[start Exercise input]

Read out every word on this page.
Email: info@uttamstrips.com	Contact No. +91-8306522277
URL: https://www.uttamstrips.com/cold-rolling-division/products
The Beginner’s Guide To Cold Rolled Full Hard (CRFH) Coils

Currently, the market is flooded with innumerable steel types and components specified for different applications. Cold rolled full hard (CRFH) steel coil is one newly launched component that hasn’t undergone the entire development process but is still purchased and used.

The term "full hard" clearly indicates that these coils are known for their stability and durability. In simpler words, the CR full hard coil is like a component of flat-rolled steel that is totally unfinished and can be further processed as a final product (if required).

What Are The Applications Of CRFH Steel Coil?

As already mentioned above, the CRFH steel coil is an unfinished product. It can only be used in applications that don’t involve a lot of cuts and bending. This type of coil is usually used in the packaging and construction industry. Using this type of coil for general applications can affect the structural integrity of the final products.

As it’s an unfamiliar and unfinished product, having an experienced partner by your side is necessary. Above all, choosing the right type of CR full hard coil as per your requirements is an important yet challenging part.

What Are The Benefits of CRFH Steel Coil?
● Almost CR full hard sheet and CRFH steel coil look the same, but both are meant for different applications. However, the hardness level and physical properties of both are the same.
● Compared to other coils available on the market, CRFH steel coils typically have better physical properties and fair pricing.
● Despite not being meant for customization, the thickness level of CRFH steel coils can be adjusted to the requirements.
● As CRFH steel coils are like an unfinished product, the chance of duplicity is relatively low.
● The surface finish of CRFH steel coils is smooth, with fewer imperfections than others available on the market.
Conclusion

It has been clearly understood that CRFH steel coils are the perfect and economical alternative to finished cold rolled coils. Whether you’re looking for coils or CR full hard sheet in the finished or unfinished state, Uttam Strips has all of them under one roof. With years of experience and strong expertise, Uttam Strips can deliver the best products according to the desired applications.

[end Exercise input]

#### [Work to complete]
Repeat the records above exactly, leaving none out.

#### [Written reply]
Read out every word on this page.
Email: info@uttamstrips.com	Contact No. +91-8306522277
URL: https://www.uttamstrips.com/cold-rolling-division/products
The Beginner’s Guide To Cold Rolled Full Hard (CRFH) Coils

Currently, the market is flooded with innumerable steel types and components specified for different applications. Cold rolled full hard (CRFH) steel coil is one newly launched component that hasn’t undergone the entire development process but is still purchased and used.

The term "full hard" clearly indicates that these coils are known for their stability and durability. In simpler words, the CR full hard coil is like a component of flat-rolled steel that is totally unfinished and can be further processed as a final product (if required).

What Are The Applications Of CRFH Steel Coil?

As already mentioned above, the CRFH steel coil is an unfinished product. It can only be used in applications that don’t involve a lot of cuts and bending. This type of coil is usually used in the packaging and construction industry. Using this type of coil for general applications can affect the structural integrity of the final products.

As it’s an unfamiliar and unfinished product, having an experienced partner by your side is necessary. Above all, choosing the right type of CR full hard coil as per your requirements is an important yet challenging part.

What Are The Benefits of CRFH Steel Coil?
● Almost CR full hard sheet and CRFH steel coil look the same, but both are meant for different applications. However, the hardness level and physical properties of both are the same.
● Compared to other coils available on the market, CRFH steel coils typically have better physical properties and fair pricing.
● Despite not being meant for customization, the thickness level of CRFH steel coils can be adjusted to the requirements.
● As CRFH steel coils are like an unfinished product, the chance of duplicity is relatively low.
● The surface finish of CRFH steel coils is smooth, with fewer imperfections than others available on the market.
Conclusion

It has been clearly understood that CRFH steel coils are the perfect and economical alternative to finished cold rolled coils. Whether you’re looking for coils or CR full hard sheet in the finished or unfinished state, Uttam Strips has all of them under one roof. With years of experience and strong expertise, Uttam Strips can deliver the best products according to the desired applications.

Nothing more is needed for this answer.